## [Problem details]
Check the listing below line by line and report how many lines hold "into", with no other words.
========
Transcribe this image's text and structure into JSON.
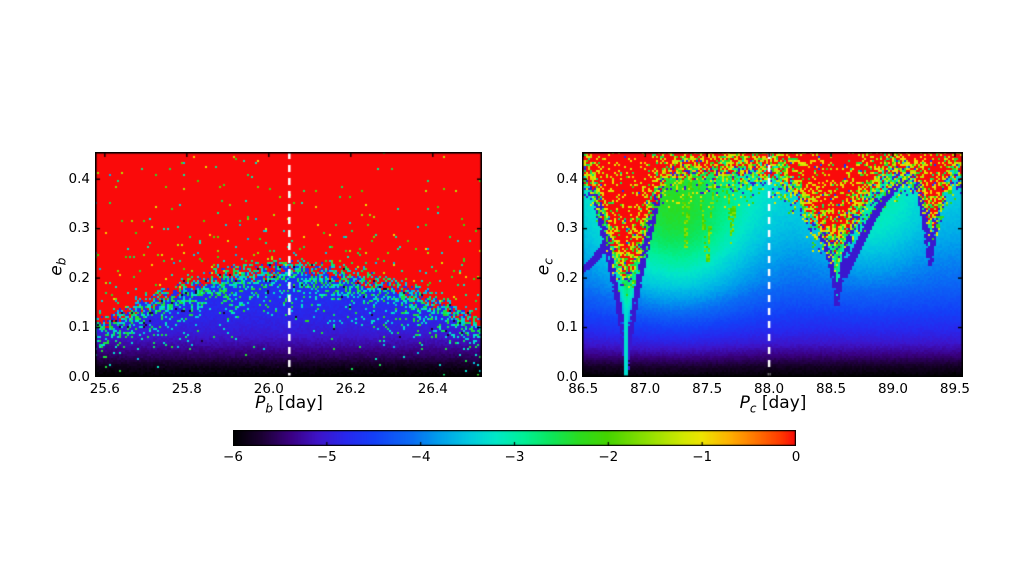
{
  "figure": {
    "background": "#ffffff"
  },
  "colormap_stops": [
    [
      -6.0,
      "#000000"
    ],
    [
      -5.7,
      "#1c0033"
    ],
    [
      -5.4,
      "#3a0080"
    ],
    [
      -5.1,
      "#3e14c8"
    ],
    [
      -4.8,
      "#2828ee"
    ],
    [
      -4.5,
      "#1440f8"
    ],
    [
      -4.1,
      "#0a6cf4"
    ],
    [
      -3.8,
      "#00a0ec"
    ],
    [
      -3.5,
      "#00c8e0"
    ],
    [
      -3.2,
      "#00e8c8"
    ],
    [
      -2.9,
      "#00f096"
    ],
    [
      -2.6,
      "#0ee65a"
    ],
    [
      -2.3,
      "#2cdc1e"
    ],
    [
      -2.0,
      "#46d400"
    ],
    [
      -1.6,
      "#8ce000"
    ],
    [
      -1.2,
      "#d2e800"
    ],
    [
      -1.0,
      "#eee400"
    ],
    [
      -0.7,
      "#ffb000"
    ],
    [
      -0.4,
      "#ff7000"
    ],
    [
      -0.15,
      "#ff3800"
    ],
    [
      0.0,
      "#fa0a0a"
    ]
  ],
  "colorbar": {
    "range": [
      -6,
      0
    ],
    "tick_values": [
      -6,
      -5,
      -4,
      -3,
      -2,
      -1,
      0
    ],
    "tick_labels": [
      "−6",
      "−5",
      "−4",
      "−3",
      "−2",
      "−1",
      "0"
    ]
  },
  "dashed_line_color": "#ffffff",
  "chart_data": [
    {
      "type": "heatmap",
      "xlabel": "P_b [day]",
      "ylabel": "e_b",
      "xlabel_parts": {
        "pre": "P",
        "sub": "b",
        "post": " [day]"
      },
      "ylabel_parts": {
        "pre": "e",
        "sub": "b"
      },
      "xlim": [
        25.576,
        26.52
      ],
      "ylim": [
        0,
        0.455
      ],
      "xticks": [
        25.6,
        25.8,
        26.0,
        26.2,
        26.4
      ],
      "xtick_labels": [
        "25.6",
        "25.8",
        "26.0",
        "26.2",
        "26.4"
      ],
      "yticks": [
        0.0,
        0.1,
        0.2,
        0.3,
        0.4
      ],
      "ytick_labels": [
        "0.0",
        "0.1",
        "0.2",
        "0.3",
        "0.4"
      ],
      "dashed_line_x": 26.05,
      "value_range": [
        -6,
        0
      ],
      "model": {
        "base_profile": [
          [
            0,
            -6
          ],
          [
            0.018,
            -5.88
          ],
          [
            0.04,
            -5.55
          ],
          [
            0.065,
            -5.25
          ],
          [
            0.09,
            -5.0
          ],
          [
            0.12,
            -4.85
          ],
          [
            0.16,
            -4.75
          ],
          [
            0.3,
            -4.6
          ],
          [
            0.455,
            -4.55
          ]
        ],
        "chaos_boundary": [
          [
            25.576,
            0.11
          ],
          [
            25.64,
            0.13
          ],
          [
            25.72,
            0.16
          ],
          [
            25.8,
            0.185
          ],
          [
            25.88,
            0.205
          ],
          [
            25.96,
            0.215
          ],
          [
            26.05,
            0.225
          ],
          [
            26.14,
            0.215
          ],
          [
            26.22,
            0.205
          ],
          [
            26.3,
            0.185
          ],
          [
            26.38,
            0.165
          ],
          [
            26.45,
            0.14
          ],
          [
            26.52,
            0.105
          ]
        ],
        "speckle": {
          "jitter": 0.045,
          "band_decay": 0.032,
          "dot_amp": 0.07,
          "dot_decay": 0.055,
          "dot_base": 0.009
        }
      }
    },
    {
      "type": "heatmap",
      "xlabel": "P_c [day]",
      "ylabel": "e_c",
      "xlabel_parts": {
        "pre": "P",
        "sub": "c",
        "post": " [day]"
      },
      "ylabel_parts": {
        "pre": "e",
        "sub": "c"
      },
      "xlim": [
        86.49,
        89.565
      ],
      "ylim": [
        0,
        0.455
      ],
      "xticks": [
        86.5,
        87.0,
        87.5,
        88.0,
        88.5,
        89.0,
        89.5
      ],
      "xtick_labels": [
        "86.5",
        "87.0",
        "87.5",
        "88.0",
        "88.5",
        "89.0",
        "89.5"
      ],
      "yticks": [
        0.0,
        0.1,
        0.2,
        0.3,
        0.4
      ],
      "ytick_labels": [
        "0.0",
        "0.1",
        "0.2",
        "0.3",
        "0.4"
      ],
      "dashed_line_x": 88.0,
      "value_range": [
        -6,
        0
      ],
      "model": {
        "base_profile": [
          [
            0,
            -6
          ],
          [
            0.02,
            -5.8
          ],
          [
            0.045,
            -5.4
          ],
          [
            0.07,
            -5.05
          ],
          [
            0.1,
            -4.75
          ],
          [
            0.14,
            -4.45
          ],
          [
            0.19,
            -4.15
          ],
          [
            0.24,
            -3.95
          ],
          [
            0.3,
            -3.7
          ],
          [
            0.36,
            -3.5
          ],
          [
            0.455,
            -3.3
          ]
        ],
        "plumes": [
          {
            "cP": 87.25,
            "sP": 0.4,
            "cE": 0.31,
            "sE": 0.12,
            "amp": 1.25
          },
          {
            "cP": 88.8,
            "sP": 0.28,
            "cE": 0.33,
            "sE": 0.09,
            "amp": 0.55
          }
        ],
        "funnels": [
          {
            "c": 86.85,
            "tip": 0.015,
            "hw": 0.34,
            "exp": 1.35,
            "amp": 1.1
          },
          {
            "c": 88.55,
            "tip": 0.145,
            "hw": 0.3,
            "exp": 1.35,
            "amp": 1.15
          },
          {
            "c": 89.3,
            "tip": 0.225,
            "hw": 0.13,
            "exp": 1.2,
            "amp": 0.9
          }
        ],
        "filaments": [
          {
            "c": 87.5,
            "tip": 0.22,
            "hw": 0.085,
            "exp": 1.2
          },
          {
            "c": 87.7,
            "tip": 0.27,
            "hw": 0.06,
            "exp": 1.2
          },
          {
            "c": 87.33,
            "tip": 0.26,
            "hw": 0.05,
            "exp": 1.2
          }
        ],
        "arcs": [
          [
            [
              86.49,
              0.215
            ],
            [
              86.6,
              0.24
            ],
            [
              86.7,
              0.275
            ],
            [
              86.78,
              0.325
            ],
            [
              86.83,
              0.385
            ],
            [
              86.85,
              0.44
            ]
          ],
          [
            [
              88.6,
              0.205
            ],
            [
              88.72,
              0.265
            ],
            [
              88.82,
              0.315
            ],
            [
              88.92,
              0.355
            ],
            [
              89.02,
              0.385
            ],
            [
              89.1,
              0.4
            ]
          ]
        ],
        "chaos": {
          "base": 0.415,
          "dips": [
            {
              "c": 86.85,
              "s": 0.2,
              "a": 0.205
            },
            {
              "c": 88.52,
              "s": 0.27,
              "a": 0.14
            },
            {
              "c": 89.32,
              "s": 0.1,
              "a": 0.1
            }
          ]
        }
      }
    }
  ]
}
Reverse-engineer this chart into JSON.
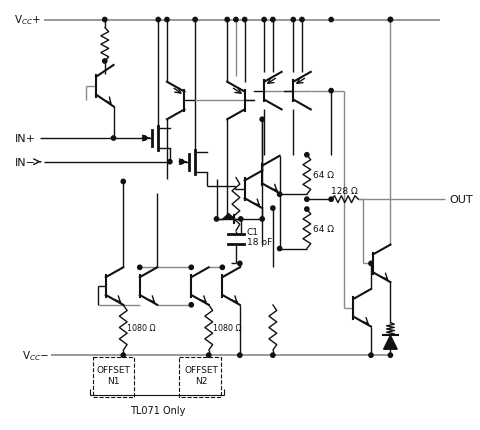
{
  "bg_color": "#ffffff",
  "blk": "#111111",
  "gry": "#888888",
  "fig_width": 4.8,
  "fig_height": 4.31,
  "dpi": 100,
  "vcc_plus": "V$_{CC}$+",
  "vcc_minus": "V$_{CC}$−",
  "in_plus": "IN+",
  "in_minus": "IN−",
  "out_label": "OUT",
  "c1_label": "C1",
  "c1_val": "18 pF",
  "r1080a": "1080 Ω",
  "r1080b": "1080 Ω",
  "r64a": "64 Ω",
  "r64b": "64 Ω",
  "r128": "128 Ω",
  "offset_n1_a": "OFFSET",
  "offset_n1_b": "N1",
  "offset_n2_a": "OFFSET",
  "offset_n2_b": "N2",
  "tl071": "TL071 Only"
}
========
## [Task answer]
2